● Exercise instructions: Below is a block of records; repeat all of them exactly.

:: Excerpted data ::

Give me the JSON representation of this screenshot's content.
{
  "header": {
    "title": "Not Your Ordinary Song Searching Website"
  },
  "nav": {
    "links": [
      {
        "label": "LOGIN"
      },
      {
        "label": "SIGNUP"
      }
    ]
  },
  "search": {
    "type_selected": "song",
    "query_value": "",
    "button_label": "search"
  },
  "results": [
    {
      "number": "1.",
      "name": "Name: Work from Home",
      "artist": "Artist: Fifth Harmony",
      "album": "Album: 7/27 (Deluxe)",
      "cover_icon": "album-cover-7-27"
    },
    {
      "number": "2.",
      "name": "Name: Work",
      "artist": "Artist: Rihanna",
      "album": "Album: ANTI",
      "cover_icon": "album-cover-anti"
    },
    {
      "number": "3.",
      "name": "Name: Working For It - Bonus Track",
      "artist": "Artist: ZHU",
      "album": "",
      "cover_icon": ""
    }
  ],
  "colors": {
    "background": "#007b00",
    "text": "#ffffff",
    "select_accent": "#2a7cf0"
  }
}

:::

● Finished answer:
Give me the JSON representation of this screenshot's content.
{
  "header": {
    "title": "Not Your Ordinary Song Searching Website"
  },
  "nav": {
    "links": [
      {
        "label": "LOGIN"
      },
      {
        "label": "SIGNUP"
      }
    ]
  },
  "search": {
    "type_selected": "song",
    "query_value": "",
    "button_label": "search"
  },
  "results": [
    {
      "number": "1.",
      "name": "Name: Work from Home",
      "artist": "Artist: Fifth Harmony",
      "album": "Album: 7/27 (Deluxe)",
      "cover_icon": "album-cover-7-27"
    },
    {
      "number": "2.",
      "name": "Name: Work",
      "artist": "Artist: Rihanna",
      "album": "Album: ANTI",
      "cover_icon": "album-cover-anti"
    },
    {
      "number": "3.",
      "name": "Name: Working For It - Bonus Track",
      "artist": "Artist: ZHU",
      "album": "",
      "cover_icon": ""
    }
  ],
  "colors": {
    "background": "#007b00",
    "text": "#ffffff",
    "select_accent": "#2a7cf0"
  }
}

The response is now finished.